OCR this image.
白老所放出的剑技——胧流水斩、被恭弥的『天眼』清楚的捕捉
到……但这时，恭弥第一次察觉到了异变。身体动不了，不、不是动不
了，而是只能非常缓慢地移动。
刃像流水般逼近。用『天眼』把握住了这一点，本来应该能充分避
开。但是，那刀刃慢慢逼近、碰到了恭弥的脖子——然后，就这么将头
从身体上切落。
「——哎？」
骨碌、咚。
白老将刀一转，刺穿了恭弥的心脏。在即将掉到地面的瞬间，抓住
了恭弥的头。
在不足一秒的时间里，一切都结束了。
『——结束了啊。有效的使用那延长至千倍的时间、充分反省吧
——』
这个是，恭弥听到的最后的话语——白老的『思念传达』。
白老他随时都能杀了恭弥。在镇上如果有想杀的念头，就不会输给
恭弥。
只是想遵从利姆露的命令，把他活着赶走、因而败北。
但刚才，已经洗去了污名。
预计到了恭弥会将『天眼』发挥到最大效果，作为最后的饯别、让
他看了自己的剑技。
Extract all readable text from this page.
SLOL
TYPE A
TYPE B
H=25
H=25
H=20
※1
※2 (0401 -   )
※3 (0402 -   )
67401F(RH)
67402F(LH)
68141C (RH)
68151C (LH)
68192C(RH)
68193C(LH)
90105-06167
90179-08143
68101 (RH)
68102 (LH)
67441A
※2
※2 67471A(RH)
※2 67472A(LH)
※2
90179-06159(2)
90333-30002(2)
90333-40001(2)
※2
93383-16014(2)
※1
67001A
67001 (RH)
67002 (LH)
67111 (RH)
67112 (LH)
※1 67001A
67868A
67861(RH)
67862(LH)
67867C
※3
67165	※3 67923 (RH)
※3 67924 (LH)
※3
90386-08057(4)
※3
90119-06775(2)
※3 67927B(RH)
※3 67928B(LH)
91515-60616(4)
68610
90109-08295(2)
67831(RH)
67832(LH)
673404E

● **WHAT YOU NEED TO DO**: From the entries above, list each line with "this" in it.

● **TASK SOLUTION**:
OCR this image.
Extract all readable text from this page.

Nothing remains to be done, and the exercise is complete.